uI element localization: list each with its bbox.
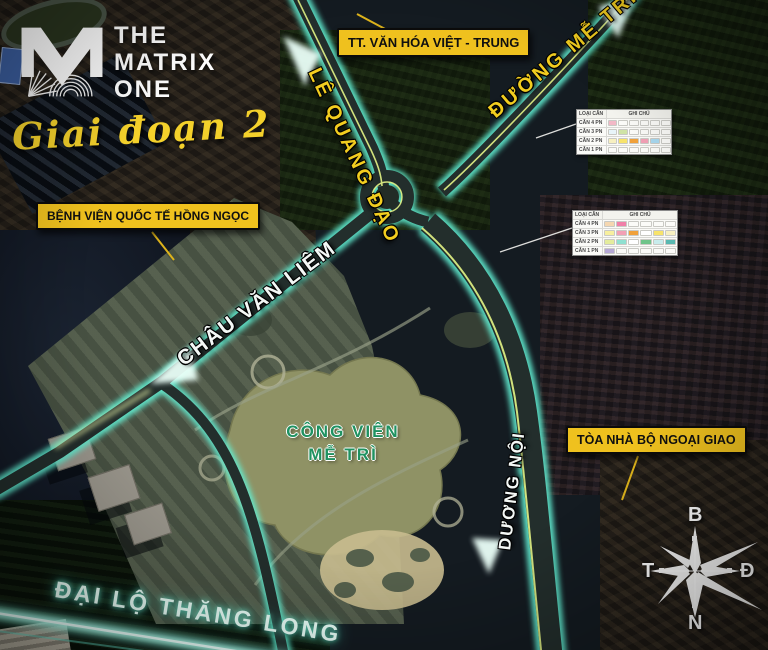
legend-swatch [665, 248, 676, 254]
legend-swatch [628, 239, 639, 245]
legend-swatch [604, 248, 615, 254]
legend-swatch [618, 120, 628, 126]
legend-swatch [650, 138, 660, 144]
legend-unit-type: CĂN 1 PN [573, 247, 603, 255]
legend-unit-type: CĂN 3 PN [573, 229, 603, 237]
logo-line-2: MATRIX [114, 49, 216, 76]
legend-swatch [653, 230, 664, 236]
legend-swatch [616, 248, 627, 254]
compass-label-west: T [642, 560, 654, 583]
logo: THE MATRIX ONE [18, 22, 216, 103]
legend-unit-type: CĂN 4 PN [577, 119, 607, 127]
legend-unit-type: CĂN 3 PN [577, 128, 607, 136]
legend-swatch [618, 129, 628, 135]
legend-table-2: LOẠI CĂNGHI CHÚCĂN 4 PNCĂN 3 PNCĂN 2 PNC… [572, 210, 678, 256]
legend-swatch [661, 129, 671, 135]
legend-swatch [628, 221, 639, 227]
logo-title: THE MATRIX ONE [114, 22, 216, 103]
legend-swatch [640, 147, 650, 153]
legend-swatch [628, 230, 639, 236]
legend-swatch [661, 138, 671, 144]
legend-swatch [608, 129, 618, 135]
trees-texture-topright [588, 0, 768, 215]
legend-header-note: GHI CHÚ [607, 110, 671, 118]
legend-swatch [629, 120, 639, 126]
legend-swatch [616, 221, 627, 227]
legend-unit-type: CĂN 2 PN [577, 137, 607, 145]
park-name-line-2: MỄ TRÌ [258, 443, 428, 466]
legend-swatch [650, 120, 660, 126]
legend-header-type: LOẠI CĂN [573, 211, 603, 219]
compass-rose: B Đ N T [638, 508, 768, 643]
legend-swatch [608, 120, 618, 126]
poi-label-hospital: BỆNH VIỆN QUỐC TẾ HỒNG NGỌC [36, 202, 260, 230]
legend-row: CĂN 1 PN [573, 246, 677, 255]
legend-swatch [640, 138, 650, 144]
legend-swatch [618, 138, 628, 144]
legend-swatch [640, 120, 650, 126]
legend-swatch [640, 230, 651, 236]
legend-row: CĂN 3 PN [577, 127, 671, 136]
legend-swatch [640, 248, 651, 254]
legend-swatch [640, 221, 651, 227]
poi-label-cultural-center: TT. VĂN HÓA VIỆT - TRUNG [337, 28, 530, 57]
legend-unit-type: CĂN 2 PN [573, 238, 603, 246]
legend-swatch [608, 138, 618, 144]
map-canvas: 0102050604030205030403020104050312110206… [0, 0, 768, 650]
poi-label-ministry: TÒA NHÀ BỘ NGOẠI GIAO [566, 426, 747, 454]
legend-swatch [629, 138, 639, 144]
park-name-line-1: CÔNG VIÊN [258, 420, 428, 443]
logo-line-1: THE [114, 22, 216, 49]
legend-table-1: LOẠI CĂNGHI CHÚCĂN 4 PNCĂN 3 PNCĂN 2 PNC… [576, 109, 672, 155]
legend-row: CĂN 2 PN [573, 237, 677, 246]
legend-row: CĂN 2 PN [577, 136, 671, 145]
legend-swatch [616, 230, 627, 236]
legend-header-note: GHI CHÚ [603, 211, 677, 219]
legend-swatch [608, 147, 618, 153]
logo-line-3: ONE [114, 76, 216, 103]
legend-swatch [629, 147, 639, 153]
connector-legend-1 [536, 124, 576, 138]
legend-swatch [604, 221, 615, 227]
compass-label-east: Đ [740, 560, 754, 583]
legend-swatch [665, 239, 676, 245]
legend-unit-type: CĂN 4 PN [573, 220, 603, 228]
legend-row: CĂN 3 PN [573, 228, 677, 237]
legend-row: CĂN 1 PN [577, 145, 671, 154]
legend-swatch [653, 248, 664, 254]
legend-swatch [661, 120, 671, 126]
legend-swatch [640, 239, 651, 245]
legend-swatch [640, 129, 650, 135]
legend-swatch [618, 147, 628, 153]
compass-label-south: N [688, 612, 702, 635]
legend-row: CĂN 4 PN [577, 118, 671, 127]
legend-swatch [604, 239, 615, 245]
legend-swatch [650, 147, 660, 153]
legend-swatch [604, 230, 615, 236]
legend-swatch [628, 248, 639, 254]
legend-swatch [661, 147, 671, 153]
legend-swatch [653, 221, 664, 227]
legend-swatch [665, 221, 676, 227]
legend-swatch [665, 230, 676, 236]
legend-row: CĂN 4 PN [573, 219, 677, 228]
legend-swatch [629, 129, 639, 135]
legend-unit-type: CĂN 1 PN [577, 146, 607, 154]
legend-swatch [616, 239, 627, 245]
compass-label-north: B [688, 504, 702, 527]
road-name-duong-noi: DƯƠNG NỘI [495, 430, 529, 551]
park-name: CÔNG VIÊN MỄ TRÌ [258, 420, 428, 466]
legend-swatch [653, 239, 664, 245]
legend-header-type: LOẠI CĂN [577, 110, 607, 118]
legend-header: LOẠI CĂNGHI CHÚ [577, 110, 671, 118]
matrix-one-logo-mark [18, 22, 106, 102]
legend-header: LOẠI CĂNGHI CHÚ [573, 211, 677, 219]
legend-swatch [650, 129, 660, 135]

---------------

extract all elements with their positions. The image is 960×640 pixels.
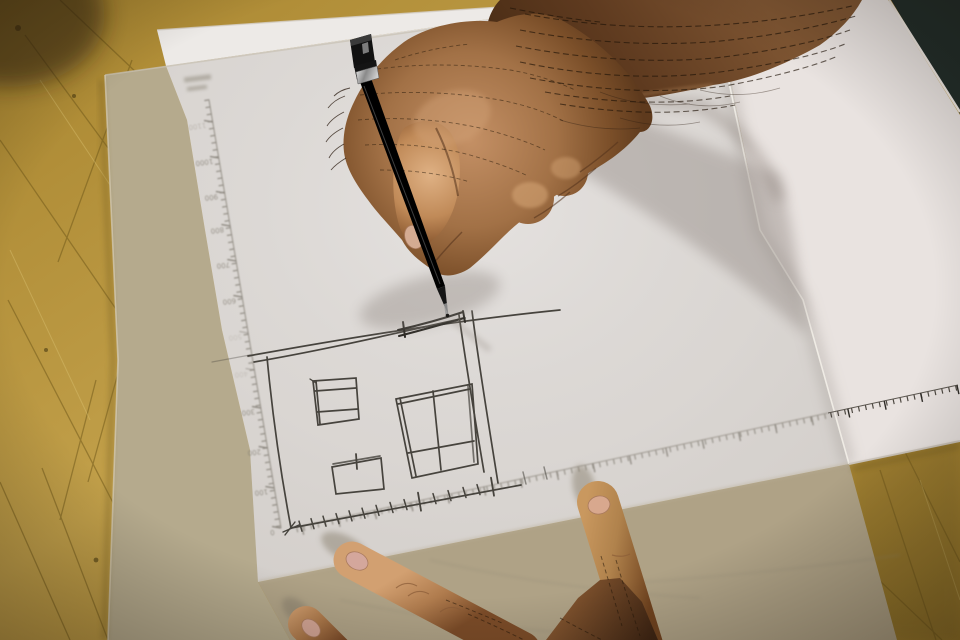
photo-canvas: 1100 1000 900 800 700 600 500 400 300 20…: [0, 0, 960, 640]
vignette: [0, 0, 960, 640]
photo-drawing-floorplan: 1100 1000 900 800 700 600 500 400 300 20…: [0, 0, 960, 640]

---------------

**Do this:**
Change every "legend-unit-type" to "unit-label" in the data, starting at the line that has "uI element localization: list" and stopping after the line that has "legend-swatch [618, 129, 628, 135]". Leave everything else as it is, and leave out the pictures.

**Response for this exercise:**
uI element localization: list each with its bbox.
legend-swatch [665, 248, 676, 254]
legend-swatch [628, 239, 639, 245]
legend-swatch [604, 248, 615, 254]
legend-swatch [618, 120, 628, 126]
legend-swatch [650, 138, 660, 144]
unit-label: CĂN 1 PN [573, 247, 603, 255]
unit-label: CĂN 3 PN [573, 229, 603, 237]
logo-line-2: MATRIX [114, 49, 216, 76]
legend-swatch [653, 230, 664, 236]
legend-swatch [616, 248, 627, 254]
compass-label-west: T [642, 560, 654, 583]
logo: THE MATRIX ONE [18, 22, 216, 103]
unit-label: CĂN 4 PN [577, 119, 607, 127]
unit-label: CĂN 3 PN [577, 128, 607, 136]
legend-swatch [618, 129, 628, 135]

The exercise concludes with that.